--- GIVEN INSTRUCTION ---
Take from the listing each line that has the string "исполнительной".
——
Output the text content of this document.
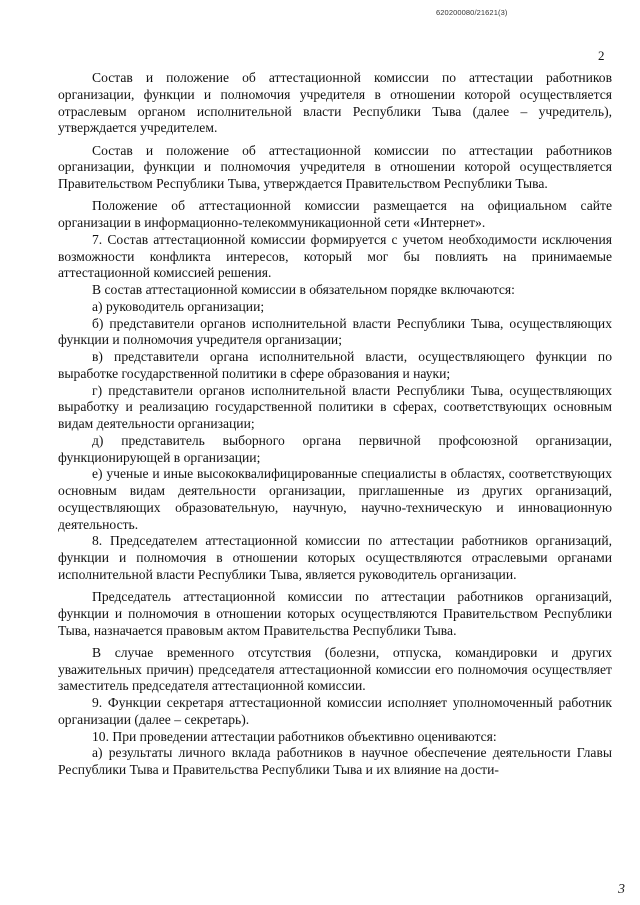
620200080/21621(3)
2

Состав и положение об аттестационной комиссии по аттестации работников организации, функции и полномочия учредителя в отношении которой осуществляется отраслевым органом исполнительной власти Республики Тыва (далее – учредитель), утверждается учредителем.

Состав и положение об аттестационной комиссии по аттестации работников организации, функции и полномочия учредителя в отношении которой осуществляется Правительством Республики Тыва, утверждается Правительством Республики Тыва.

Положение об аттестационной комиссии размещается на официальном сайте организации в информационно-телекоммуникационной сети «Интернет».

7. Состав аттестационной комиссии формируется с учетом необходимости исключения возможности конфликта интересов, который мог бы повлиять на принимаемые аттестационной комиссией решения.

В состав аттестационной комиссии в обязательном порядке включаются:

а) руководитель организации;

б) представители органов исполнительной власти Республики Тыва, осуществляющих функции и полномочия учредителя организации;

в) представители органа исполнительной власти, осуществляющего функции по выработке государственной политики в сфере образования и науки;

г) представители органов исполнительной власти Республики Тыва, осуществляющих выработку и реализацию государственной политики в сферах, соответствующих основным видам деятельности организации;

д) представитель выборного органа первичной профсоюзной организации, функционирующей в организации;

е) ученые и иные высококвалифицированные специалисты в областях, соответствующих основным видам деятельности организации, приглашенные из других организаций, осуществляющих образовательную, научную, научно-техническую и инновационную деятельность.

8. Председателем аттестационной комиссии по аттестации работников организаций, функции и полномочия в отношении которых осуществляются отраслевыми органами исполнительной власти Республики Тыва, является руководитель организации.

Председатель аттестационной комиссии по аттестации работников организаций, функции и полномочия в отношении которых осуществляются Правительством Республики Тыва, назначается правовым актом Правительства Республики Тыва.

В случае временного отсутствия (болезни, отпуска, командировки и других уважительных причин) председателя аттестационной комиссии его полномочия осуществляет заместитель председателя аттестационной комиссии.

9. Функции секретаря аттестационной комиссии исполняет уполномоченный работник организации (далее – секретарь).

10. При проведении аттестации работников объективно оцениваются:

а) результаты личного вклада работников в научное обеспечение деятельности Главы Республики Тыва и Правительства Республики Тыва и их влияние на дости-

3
——
--- ANSWER FOR THE TASK ---
Состав и положение об аттестационной комиссии по аттестации работников организации, функции и полномочия учредителя в отношении которой осуществляется отраслевым органом исполнительной власти Республики Тыва (далее – учредитель), утверждается учредителем.
б) представители органов исполнительной власти Республики Тыва, осуществляющих функции и полномочия учредителя организации;
в) представители органа исполнительной власти, осуществляющего функции по выработке государственной политики в сфере образования и науки;
г) представители органов исполнительной власти Республики Тыва, осуществляющих выработку и реализацию государственной политики в сферах, соответствующих основным видам деятельности организации;
8. Председателем аттестационной комиссии по аттестации работников организаций, функции и полномочия в отношении которых осуществляются отраслевыми органами исполнительной власти Республики Тыва, является руководитель организации.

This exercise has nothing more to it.